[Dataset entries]
>>>
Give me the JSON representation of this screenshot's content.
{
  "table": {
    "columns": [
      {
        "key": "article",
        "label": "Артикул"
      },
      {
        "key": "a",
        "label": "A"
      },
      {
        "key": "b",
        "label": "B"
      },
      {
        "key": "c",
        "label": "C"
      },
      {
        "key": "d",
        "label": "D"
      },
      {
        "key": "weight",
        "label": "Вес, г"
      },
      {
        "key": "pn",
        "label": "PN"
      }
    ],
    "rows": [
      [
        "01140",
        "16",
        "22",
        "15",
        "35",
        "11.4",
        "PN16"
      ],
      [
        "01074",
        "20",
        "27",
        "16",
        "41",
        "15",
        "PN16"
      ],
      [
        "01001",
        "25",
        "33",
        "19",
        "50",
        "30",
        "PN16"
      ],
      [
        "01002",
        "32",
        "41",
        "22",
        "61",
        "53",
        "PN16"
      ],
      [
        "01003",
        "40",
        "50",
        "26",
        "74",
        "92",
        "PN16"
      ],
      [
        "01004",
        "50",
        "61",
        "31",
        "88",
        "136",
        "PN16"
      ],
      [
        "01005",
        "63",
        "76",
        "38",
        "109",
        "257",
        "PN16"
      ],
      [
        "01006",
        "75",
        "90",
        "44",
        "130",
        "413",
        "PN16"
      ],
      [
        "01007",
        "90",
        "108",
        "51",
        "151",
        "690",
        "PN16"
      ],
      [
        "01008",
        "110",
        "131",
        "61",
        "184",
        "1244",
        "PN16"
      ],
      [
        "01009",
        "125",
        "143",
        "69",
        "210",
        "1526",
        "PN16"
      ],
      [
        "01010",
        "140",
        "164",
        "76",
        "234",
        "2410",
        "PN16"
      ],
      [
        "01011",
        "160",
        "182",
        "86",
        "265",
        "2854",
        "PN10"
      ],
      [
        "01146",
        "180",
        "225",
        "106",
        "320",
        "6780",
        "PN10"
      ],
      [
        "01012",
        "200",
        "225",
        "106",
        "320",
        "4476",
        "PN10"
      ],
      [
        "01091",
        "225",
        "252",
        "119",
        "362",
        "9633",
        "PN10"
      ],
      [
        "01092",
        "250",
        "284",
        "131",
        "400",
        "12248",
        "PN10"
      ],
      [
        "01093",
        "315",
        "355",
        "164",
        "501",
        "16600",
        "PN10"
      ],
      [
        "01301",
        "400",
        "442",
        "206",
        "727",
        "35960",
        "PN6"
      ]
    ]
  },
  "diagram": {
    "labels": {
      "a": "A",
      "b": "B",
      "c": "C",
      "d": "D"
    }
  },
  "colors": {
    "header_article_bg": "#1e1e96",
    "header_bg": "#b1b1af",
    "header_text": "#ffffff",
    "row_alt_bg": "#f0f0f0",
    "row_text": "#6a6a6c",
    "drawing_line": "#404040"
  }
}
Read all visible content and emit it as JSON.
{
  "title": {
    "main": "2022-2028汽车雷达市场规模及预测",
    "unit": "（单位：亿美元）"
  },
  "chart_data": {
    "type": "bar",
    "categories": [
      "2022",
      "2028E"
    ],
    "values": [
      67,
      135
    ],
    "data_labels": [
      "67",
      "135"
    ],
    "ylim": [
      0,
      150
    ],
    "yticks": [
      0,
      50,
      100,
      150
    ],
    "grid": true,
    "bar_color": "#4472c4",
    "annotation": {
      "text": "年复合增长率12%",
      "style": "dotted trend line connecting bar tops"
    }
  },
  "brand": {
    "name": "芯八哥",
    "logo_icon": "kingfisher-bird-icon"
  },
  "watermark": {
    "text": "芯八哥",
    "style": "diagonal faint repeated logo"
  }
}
<<<
Required task —
In the entries above, find every line holding the word "content" and copy it out.

Worked solution —
Give me the JSON representation of this screenshot's content.
Read all visible content and emit it as JSON.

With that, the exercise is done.